■ Task objective
Determine the number of lines where "искусственного" occurs and reply with that number by itself.

Dataset records:
◇ ◇ ◇ ◇

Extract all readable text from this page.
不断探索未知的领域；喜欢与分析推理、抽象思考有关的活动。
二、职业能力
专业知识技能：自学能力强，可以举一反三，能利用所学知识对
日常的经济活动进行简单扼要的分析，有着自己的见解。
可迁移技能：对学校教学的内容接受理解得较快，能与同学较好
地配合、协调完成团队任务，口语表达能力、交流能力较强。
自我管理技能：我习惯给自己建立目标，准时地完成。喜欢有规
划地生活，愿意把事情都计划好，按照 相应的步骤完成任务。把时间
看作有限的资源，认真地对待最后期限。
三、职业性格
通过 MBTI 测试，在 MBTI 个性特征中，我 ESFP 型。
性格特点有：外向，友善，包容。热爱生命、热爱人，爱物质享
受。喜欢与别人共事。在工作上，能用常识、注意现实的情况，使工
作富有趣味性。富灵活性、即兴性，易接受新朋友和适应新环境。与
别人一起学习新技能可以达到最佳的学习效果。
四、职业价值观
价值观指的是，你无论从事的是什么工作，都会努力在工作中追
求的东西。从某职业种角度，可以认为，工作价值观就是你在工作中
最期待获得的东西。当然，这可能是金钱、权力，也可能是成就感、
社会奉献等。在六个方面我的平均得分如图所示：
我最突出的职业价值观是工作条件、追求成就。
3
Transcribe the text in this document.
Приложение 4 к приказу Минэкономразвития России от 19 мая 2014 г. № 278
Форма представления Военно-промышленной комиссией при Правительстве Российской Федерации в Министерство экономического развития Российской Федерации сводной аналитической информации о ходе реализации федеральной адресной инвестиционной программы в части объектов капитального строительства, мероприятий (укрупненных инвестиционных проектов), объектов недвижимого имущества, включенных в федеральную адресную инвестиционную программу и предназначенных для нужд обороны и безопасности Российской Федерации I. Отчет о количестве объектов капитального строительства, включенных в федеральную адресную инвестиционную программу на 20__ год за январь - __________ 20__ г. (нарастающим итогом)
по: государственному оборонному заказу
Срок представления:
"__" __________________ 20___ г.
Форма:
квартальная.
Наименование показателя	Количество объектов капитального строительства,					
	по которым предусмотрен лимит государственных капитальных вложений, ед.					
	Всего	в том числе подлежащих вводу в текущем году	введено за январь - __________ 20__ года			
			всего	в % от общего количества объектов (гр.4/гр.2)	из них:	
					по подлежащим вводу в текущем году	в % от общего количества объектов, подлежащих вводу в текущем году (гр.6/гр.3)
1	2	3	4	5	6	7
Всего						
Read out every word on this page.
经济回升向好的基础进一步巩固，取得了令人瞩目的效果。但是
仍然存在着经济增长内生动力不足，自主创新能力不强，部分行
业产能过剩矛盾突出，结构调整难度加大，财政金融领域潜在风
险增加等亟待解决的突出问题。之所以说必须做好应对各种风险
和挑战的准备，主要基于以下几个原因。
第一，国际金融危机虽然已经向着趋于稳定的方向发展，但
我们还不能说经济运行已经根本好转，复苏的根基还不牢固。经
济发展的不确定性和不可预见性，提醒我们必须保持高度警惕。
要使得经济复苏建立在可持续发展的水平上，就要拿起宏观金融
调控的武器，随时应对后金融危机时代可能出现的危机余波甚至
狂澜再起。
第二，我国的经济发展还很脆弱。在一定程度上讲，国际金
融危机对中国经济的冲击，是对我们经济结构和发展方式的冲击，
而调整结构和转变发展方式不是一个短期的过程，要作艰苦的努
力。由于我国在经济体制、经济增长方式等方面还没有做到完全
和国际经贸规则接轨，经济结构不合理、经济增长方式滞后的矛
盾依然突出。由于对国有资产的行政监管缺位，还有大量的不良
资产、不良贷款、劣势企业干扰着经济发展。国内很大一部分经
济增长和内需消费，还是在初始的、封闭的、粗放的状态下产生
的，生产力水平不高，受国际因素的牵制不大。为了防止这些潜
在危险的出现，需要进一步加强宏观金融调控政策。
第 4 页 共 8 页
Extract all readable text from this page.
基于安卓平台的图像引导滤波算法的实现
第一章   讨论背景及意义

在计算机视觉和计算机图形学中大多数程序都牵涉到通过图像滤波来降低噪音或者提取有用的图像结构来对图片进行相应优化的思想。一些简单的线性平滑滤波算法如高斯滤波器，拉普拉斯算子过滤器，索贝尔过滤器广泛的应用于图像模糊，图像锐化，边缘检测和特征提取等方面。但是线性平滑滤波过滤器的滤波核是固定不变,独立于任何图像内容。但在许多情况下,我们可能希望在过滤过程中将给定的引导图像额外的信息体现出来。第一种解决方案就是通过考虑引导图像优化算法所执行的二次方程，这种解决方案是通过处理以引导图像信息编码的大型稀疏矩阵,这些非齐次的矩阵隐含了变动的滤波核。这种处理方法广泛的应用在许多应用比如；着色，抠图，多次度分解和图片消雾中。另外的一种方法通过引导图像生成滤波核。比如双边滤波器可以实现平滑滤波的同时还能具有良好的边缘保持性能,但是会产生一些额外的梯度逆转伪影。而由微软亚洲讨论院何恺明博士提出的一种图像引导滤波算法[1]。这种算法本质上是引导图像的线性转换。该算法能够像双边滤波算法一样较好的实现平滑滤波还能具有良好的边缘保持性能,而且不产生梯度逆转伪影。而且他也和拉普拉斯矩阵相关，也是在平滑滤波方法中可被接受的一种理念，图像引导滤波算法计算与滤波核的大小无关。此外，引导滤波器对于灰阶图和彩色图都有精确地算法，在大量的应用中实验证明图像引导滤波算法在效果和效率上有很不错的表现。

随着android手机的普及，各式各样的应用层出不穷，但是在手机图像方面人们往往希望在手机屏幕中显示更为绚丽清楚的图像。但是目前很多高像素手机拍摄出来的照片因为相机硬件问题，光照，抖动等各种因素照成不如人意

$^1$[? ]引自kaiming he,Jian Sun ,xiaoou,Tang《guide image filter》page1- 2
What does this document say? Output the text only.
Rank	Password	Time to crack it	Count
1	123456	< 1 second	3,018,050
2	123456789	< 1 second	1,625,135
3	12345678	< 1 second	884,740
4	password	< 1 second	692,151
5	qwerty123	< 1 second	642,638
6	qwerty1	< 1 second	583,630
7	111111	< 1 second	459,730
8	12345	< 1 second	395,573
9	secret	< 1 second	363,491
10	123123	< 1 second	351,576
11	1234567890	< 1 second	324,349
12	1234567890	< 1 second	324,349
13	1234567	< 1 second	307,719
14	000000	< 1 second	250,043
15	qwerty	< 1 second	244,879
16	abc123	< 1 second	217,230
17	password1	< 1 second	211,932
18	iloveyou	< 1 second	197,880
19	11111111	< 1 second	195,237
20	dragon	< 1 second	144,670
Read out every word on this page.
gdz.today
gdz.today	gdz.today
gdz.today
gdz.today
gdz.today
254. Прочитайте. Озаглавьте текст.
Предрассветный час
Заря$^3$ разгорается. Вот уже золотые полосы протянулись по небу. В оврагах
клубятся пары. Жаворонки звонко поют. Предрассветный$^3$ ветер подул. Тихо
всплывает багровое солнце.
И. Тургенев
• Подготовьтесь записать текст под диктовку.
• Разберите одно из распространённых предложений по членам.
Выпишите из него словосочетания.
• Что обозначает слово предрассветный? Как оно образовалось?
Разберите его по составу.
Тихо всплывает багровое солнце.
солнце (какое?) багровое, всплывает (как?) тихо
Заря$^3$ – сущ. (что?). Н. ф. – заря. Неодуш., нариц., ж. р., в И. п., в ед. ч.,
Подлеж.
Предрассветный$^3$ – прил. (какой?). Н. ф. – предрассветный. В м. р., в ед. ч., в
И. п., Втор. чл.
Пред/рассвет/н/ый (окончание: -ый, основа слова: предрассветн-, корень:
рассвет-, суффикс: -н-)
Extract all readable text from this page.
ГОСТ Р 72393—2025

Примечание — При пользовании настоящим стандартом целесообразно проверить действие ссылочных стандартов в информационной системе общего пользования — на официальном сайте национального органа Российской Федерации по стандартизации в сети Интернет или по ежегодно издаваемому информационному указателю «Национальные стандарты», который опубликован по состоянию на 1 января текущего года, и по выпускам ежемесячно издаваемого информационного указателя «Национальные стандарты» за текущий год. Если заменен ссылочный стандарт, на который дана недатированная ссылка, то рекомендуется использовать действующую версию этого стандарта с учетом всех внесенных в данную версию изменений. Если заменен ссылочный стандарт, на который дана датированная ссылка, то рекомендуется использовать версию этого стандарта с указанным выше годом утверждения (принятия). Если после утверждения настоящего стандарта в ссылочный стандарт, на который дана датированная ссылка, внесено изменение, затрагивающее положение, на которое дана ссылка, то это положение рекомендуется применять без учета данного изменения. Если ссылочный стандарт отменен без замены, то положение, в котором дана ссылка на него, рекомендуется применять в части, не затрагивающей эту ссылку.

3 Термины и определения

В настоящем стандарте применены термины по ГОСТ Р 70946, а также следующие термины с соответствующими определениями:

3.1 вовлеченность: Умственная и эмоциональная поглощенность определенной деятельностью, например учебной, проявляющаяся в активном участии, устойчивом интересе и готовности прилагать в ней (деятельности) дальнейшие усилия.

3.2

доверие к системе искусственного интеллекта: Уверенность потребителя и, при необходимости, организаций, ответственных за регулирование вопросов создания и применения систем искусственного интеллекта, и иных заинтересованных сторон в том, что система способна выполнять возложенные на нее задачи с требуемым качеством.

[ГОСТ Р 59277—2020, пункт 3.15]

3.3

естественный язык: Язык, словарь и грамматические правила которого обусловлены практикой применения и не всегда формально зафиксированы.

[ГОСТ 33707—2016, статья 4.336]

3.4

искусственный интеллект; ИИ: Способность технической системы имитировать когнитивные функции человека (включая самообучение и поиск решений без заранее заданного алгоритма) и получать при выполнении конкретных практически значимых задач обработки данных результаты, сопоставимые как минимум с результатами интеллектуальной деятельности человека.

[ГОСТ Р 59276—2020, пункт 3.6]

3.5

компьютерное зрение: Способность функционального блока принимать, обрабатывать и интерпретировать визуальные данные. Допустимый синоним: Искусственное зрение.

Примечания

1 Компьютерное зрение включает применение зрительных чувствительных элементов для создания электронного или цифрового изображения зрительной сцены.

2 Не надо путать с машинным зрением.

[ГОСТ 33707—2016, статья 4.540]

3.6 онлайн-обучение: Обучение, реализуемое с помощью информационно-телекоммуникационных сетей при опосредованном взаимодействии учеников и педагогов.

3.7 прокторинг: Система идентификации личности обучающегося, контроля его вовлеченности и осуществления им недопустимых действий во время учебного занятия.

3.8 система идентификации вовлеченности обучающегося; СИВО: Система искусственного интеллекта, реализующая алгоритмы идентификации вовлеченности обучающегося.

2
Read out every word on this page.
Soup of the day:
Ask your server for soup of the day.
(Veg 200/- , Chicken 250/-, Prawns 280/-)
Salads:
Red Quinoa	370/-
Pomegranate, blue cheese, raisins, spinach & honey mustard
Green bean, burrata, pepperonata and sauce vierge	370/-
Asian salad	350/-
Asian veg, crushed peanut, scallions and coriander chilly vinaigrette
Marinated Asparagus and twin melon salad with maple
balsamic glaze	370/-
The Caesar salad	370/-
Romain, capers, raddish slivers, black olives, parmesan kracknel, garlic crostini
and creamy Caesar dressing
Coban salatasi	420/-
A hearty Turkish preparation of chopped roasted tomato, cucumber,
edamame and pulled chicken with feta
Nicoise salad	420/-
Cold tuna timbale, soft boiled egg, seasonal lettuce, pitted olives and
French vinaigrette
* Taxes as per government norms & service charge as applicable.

◇ ◇ ◇ ◇

■ Expected output
2